PROBLEM:
Work through the following lines and count those that hold the word "wysokość". Reply with that number only.

== ITEMS

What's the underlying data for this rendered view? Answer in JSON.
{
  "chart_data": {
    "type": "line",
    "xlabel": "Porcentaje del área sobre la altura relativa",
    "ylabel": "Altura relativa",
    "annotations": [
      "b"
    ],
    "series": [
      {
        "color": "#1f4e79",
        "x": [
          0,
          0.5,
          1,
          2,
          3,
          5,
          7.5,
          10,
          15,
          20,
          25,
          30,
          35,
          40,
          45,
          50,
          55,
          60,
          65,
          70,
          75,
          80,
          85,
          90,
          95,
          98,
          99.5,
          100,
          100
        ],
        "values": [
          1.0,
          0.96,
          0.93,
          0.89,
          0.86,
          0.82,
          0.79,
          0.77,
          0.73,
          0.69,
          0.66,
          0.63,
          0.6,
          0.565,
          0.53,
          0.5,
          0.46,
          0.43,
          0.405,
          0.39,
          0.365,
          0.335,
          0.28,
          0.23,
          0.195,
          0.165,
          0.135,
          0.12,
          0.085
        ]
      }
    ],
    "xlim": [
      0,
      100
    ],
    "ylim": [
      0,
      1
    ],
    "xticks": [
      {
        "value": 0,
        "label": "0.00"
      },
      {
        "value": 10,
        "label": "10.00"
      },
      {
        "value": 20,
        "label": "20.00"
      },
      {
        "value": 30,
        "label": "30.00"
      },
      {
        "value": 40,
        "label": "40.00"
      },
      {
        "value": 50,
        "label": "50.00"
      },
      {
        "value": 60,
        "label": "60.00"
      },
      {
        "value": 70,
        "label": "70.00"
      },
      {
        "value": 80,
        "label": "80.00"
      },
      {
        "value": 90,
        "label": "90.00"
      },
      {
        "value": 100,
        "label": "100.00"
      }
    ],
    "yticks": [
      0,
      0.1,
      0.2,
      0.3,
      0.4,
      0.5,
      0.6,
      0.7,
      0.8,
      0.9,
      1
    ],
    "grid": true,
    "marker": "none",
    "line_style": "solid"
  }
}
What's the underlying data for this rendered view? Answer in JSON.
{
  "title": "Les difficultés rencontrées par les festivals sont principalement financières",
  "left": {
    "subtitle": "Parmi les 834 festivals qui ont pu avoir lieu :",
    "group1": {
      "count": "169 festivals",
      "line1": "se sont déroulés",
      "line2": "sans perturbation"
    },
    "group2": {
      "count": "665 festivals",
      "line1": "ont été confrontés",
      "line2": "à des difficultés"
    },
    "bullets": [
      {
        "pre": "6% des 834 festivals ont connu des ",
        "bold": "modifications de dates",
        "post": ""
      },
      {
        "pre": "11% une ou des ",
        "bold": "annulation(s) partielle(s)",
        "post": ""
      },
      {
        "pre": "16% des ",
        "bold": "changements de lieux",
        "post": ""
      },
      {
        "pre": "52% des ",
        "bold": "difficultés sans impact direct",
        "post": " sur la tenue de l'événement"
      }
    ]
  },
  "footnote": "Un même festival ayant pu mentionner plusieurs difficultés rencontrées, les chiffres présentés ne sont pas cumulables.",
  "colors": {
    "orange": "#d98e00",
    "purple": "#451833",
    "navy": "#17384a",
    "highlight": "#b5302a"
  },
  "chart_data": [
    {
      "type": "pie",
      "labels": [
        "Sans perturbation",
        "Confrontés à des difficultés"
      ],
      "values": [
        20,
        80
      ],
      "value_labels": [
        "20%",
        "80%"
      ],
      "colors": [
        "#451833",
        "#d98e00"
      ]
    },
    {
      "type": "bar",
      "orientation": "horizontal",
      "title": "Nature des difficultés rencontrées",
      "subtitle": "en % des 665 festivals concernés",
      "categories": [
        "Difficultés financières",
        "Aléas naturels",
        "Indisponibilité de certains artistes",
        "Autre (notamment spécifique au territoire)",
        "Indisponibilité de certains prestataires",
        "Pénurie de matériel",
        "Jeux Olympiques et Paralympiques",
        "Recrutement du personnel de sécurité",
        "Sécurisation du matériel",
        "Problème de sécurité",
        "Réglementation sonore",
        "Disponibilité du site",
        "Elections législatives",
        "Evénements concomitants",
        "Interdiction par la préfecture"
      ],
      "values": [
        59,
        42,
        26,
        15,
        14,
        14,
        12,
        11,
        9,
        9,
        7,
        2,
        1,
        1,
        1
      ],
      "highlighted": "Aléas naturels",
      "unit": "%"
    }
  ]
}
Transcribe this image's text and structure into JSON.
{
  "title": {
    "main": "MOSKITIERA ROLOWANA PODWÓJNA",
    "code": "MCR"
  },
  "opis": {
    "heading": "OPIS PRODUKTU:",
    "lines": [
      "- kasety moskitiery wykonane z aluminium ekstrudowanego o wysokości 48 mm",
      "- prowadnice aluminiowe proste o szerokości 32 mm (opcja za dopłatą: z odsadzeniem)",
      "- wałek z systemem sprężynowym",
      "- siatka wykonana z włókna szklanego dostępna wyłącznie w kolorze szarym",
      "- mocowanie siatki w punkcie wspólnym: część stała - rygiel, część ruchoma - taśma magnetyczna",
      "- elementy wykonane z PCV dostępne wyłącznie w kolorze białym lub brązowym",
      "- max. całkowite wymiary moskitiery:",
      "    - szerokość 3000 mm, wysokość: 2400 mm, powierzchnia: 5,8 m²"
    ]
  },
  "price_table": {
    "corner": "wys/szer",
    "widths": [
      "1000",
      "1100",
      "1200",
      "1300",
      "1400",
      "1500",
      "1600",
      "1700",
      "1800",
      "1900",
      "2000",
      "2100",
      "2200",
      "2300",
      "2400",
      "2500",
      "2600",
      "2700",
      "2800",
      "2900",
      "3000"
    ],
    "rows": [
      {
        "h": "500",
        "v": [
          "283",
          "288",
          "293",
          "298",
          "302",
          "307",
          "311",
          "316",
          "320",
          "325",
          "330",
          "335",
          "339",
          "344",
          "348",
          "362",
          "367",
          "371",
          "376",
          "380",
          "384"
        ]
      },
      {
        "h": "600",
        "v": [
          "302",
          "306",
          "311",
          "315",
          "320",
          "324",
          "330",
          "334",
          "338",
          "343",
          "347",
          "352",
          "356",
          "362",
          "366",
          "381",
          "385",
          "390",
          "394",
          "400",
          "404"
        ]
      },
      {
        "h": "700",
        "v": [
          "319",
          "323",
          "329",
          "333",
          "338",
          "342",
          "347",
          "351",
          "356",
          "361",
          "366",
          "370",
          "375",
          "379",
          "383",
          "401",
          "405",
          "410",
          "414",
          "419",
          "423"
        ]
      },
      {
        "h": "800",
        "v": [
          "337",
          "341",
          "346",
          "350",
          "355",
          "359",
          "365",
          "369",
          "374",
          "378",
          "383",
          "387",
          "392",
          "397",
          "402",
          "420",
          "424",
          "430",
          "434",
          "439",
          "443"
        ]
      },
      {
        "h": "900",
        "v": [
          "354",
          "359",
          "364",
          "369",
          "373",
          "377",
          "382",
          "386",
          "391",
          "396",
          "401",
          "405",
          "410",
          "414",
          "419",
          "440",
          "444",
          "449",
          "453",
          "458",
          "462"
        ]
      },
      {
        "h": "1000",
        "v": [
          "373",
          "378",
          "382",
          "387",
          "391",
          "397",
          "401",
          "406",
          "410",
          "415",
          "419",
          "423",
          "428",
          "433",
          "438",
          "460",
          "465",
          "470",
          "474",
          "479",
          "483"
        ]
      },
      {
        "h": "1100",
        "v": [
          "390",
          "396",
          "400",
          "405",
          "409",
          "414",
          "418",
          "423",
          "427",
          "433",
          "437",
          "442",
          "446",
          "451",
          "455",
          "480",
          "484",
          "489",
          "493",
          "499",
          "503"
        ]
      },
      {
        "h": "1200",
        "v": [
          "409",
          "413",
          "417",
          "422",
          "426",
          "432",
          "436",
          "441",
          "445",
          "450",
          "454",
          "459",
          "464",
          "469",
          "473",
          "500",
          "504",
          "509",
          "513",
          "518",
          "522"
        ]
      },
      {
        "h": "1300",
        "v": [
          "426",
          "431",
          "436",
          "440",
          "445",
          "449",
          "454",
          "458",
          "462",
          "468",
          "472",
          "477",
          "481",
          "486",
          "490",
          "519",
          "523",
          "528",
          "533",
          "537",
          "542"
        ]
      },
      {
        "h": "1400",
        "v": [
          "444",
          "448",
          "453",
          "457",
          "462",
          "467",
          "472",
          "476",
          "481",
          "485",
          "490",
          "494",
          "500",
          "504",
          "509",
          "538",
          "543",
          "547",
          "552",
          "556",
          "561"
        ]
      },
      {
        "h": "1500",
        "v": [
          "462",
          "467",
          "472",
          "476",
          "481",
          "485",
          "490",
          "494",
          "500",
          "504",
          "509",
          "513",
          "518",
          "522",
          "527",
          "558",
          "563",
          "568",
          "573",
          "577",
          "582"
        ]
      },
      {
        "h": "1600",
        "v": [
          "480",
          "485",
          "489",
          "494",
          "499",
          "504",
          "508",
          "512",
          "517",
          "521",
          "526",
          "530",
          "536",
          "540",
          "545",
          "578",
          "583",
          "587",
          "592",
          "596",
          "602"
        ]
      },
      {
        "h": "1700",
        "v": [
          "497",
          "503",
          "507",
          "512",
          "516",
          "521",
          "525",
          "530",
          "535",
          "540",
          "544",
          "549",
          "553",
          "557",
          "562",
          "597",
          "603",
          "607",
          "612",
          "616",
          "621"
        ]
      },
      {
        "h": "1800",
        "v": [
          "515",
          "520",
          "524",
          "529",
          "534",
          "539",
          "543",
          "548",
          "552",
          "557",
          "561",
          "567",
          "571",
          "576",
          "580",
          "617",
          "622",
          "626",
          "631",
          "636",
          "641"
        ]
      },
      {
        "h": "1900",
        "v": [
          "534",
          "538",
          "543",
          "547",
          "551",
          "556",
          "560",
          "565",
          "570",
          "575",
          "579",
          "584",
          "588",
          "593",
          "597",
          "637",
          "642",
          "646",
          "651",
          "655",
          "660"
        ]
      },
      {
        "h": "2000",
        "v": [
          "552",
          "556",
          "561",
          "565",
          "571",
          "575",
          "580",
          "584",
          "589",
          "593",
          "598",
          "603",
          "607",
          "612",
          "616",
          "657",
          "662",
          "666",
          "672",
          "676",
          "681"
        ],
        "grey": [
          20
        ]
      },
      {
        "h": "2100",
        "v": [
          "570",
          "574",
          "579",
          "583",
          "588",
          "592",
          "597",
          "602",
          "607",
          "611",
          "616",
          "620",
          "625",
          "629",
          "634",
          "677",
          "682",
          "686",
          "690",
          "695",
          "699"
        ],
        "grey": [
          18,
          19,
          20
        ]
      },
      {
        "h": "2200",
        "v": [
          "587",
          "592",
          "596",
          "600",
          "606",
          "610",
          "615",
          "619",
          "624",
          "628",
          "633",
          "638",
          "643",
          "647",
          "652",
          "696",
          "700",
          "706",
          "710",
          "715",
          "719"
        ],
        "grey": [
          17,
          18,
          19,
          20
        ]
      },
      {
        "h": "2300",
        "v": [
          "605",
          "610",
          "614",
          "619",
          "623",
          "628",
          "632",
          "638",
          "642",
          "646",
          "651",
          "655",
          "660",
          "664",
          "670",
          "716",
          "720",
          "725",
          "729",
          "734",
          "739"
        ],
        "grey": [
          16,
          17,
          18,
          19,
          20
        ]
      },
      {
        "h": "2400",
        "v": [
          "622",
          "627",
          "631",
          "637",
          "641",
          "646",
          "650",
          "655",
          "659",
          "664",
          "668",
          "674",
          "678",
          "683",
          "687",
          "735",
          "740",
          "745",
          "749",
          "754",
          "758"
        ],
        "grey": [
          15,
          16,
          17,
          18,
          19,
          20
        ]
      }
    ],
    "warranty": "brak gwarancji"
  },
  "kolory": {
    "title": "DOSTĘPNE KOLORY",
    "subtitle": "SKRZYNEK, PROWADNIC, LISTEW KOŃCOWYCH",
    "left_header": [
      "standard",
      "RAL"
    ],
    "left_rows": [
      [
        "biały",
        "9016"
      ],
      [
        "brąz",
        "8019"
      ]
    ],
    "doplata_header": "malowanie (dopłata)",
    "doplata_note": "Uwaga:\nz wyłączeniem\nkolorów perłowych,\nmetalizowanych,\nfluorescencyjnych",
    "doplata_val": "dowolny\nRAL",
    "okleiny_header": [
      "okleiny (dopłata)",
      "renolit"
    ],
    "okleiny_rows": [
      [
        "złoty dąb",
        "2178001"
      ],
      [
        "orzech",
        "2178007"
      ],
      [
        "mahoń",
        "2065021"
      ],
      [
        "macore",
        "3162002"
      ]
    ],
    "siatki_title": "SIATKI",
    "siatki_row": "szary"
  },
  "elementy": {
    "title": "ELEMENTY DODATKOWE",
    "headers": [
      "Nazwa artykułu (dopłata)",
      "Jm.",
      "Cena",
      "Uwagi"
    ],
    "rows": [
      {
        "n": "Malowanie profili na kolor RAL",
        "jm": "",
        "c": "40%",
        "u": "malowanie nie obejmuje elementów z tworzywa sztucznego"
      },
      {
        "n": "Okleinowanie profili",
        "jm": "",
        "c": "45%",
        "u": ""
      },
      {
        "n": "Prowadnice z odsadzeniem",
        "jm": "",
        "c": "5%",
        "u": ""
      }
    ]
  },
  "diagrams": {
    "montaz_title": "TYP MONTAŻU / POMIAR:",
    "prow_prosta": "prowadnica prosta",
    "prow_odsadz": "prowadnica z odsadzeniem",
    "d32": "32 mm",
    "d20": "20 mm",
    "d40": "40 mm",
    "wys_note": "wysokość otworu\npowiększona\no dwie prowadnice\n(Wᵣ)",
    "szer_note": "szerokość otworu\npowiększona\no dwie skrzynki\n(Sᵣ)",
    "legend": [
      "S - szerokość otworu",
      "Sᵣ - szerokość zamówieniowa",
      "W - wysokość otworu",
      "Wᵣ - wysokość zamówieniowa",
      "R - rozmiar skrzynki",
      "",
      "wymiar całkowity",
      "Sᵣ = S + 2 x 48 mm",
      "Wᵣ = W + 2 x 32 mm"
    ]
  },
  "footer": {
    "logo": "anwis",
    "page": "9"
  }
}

====

THE COMPLETED TASK:
4